- **Task directions**: Identify every line in the records below that contains the word "this", and reproduce each one.

# Exercise material start

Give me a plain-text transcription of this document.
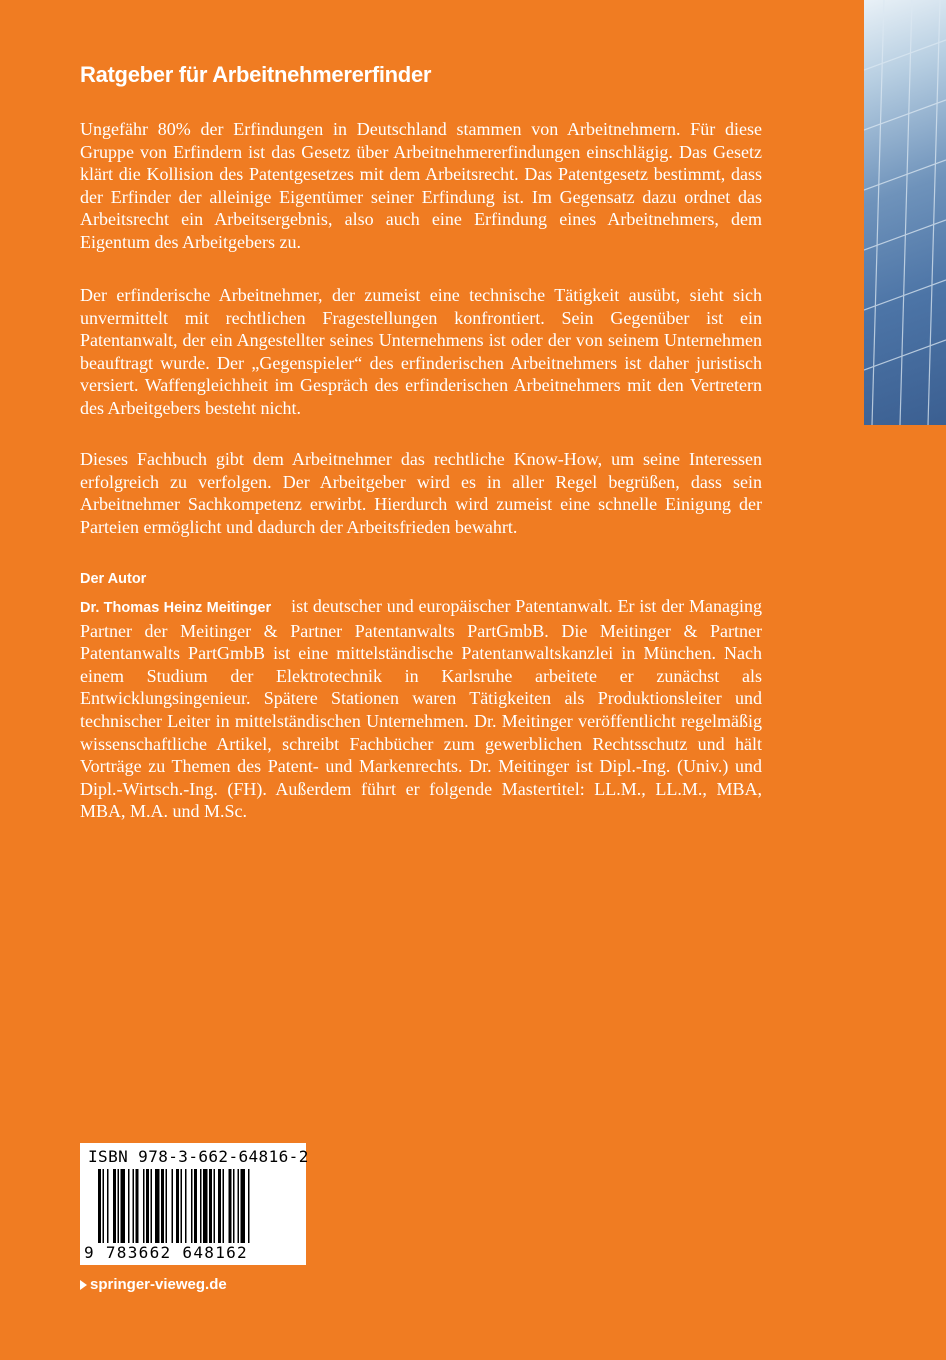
Ratgeber für Arbeitnehmererfinder

Ungefähr 80% der Erfindungen in Deutschland stammen von Arbeitnehmern. Für diese Gruppe von Erfindern ist das Gesetz über Arbeitnehmererfindungen einschlägig. Das Gesetz klärt die Kollision des Patentgesetzes mit dem Arbeitsrecht. Das Patentgesetz bestimmt, dass der Erfinder der alleinige Eigentümer seiner Erfindung ist. Im Gegensatz dazu ordnet das Arbeitsrecht ein Arbeitsergebnis, also auch eine Erfindung eines Arbeitnehmers, dem Eigentum des Arbeitgebers zu.

Der erfinderische Arbeitnehmer, der zumeist eine technische Tätigkeit ausübt, sieht sich unvermittelt mit rechtlichen Fragestellungen konfrontiert. Sein Gegenüber ist ein Patentanwalt, der ein Angestellter seines Unternehmens ist oder der von seinem Unternehmen beauftragt wurde. Der „Gegenspieler“ des erfinderischen Arbeitnehmers ist daher juristisch versiert. Waffengleichheit im Gespräch des erfinderischen Arbeitnehmers mit den Vertretern des Arbeitgebers besteht nicht.

Dieses Fachbuch gibt dem Arbeitnehmer das rechtliche Know-How, um seine Interessen erfolgreich zu verfolgen. Der Arbeitgeber wird es in aller Regel begrüßen, dass sein Arbeitnehmer Sachkompetenz erwirbt. Hierdurch wird zumeist eine schnelle Einigung der Parteien ermöglicht und dadurch der Arbeitsfrieden bewahrt.

Der Autor

Dr. Thomas Heinz Meitinger ist deutscher und europäischer Patentanwalt. Er ist der Managing Partner der Meitinger & Partner Patentanwalts PartGmbB. Die Meitinger & Partner Patentanwalts PartGmbB ist eine mittelständische Patentanwaltskanzlei in München. Nach einem Studium der Elektrotechnik in Karlsruhe arbeitete er zunächst als Entwicklungsingenieur. Spätere Stationen waren Tätigkeiten als Produktionsleiter und technischer Leiter in mittelständischen Unternehmen. Dr. Meitinger veröffentlicht regelmäßig wissenschaftliche Artikel, schreibt Fachbücher zum gewerblichen Rechtsschutz und hält Vorträge zu Themen des Patent- und Markenrechts. Dr. Meitinger ist Dipl.-Ing. (Univ.) und Dipl.-Wirtsch.-Ing. (FH). Außerdem führt er folgende Mastertitel: LL.M., LL.M., MBA, MBA, M.A. und M.Sc.

ISBN 978-3-662-64816-2
9 783662 648162
springer-vieweg.de
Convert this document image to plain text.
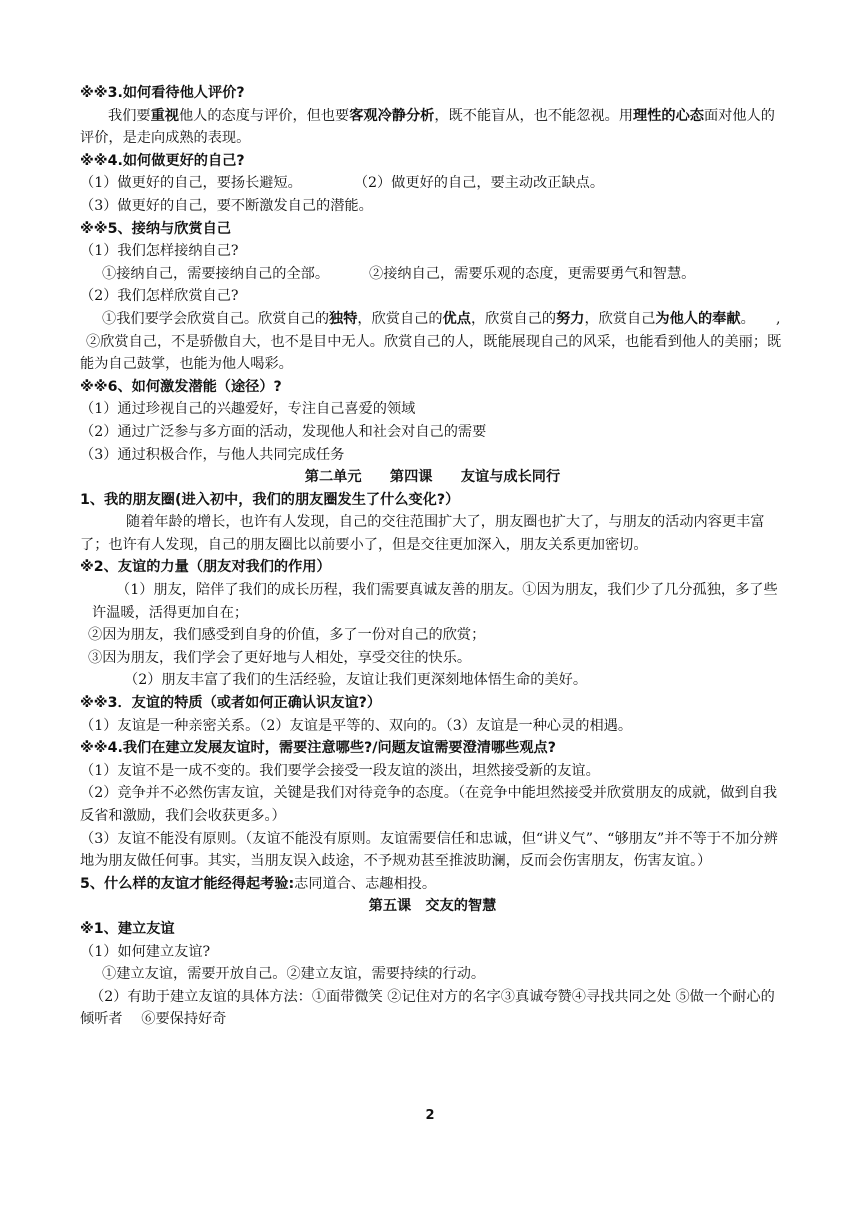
※※3.如何看待他人评价?

我们要重视他人的态度与评价，但也要客观冷静分析，既不能盲从，也不能忽视。用理性的心态面对他人的评价，是走向成熟的表现。

※※4.如何做更好的自己?

（1）做更好的自己，要扬长避短。	（2）做更好的自己，要主动改正缺点。

（3）做更好的自己，要不断激发自己的潜能。

※※5、接纳与欣赏自己

（1）我们怎样接纳自己?

①接纳自己，需要接纳自己的全部。	②接纳自己，需要乐观的态度，更需要勇气和智慧。

（2）我们怎样欣赏自己?

①我们要学会欣赏自己。欣赏自己的独特，欣赏自己的优点，欣赏自己的努力，欣赏自己为他人的奉献。　　,

②欣赏自己，不是骄傲自大，也不是目中无人。欣赏自己的人，既能展现自己的风采，也能看到他人的美丽；既能为自己鼓掌，也能为他人喝彩。

※※6、如何激发潜能（途径）?

（1）通过珍视自己的兴趣爱好，专注自己喜爱的领域

（2）通过广泛参与多方面的活动，发现他人和社会对自己的需要

（3）通过积极合作，与他人共同完成任务

第二单元　　第四课　　友谊与成长同行

1、我的朋友圈(进入初中，我们的朋友圈发生了什么变化?）

随着年龄的增长，也许有人发现，自己的交往范围扩大了，朋友圈也扩大了，与朋友的活动内容更丰富了；也许有人发现，自己的朋友圈比以前要小了，但是交往更加深入，朋友关系更加密切。

※2、友谊的力量（朋友对我们的作用）

（1）朋友，陪伴了我们的成长历程，我们需要真诚友善的朋友。①因为朋友，我们少了几分孤独，多了些许温暖，活得更加自在；

②因为朋友，我们感受到自身的价值，多了一份对自己的欣赏；

③因为朋友，我们学会了更好地与人相处，享受交往的快乐。

（2）朋友丰富了我们的生活经验，友谊让我们更深刻地体悟生命的美好。

※※3．友谊的特质（或者如何正确认识友谊?）

（1）友谊是一种亲密关系。（2）友谊是平等的、双向的。（3）友谊是一种心灵的相遇。

※※4.我们在建立发展友谊时，需要注意哪些?/问题友谊需要澄清哪些观点?

（1）友谊不是一成不变的。我们要学会接受一段友谊的淡出，坦然接受新的友谊。

（2）竞争并不必然伤害友谊，关键是我们对待竞争的态度。（在竞争中能坦然接受并欣赏朋友的成就，做到自我反省和激励，我们会收获更多。）

（3）友谊不能没有原则。（友谊不能没有原则。友谊需要信任和忠诚，但“讲义气”、“够朋友”并不等于不加分辨地为朋友做任何事。其实，当朋友误入歧途，不予规劝甚至推波助澜，反而会伤害朋友，伤害友谊。）

5、什么样的友谊才能经得起考验:志同道合、志趣相投。

第五课　交友的智慧

※1、建立友谊

（1）如何建立友谊?

①建立友谊，需要开放自己。②建立友谊，需要持续的行动。

（2）有助于建立友谊的具体方法：①面带微笑 ②记住对方的名字③真诚夸赞④寻找共同之处 ⑤做一个耐心的倾听者　 ⑥要保持好奇

2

# Exercise material end

- **Response**:
Give me a plain-text transcription of this document.
Convert this document image to plain text.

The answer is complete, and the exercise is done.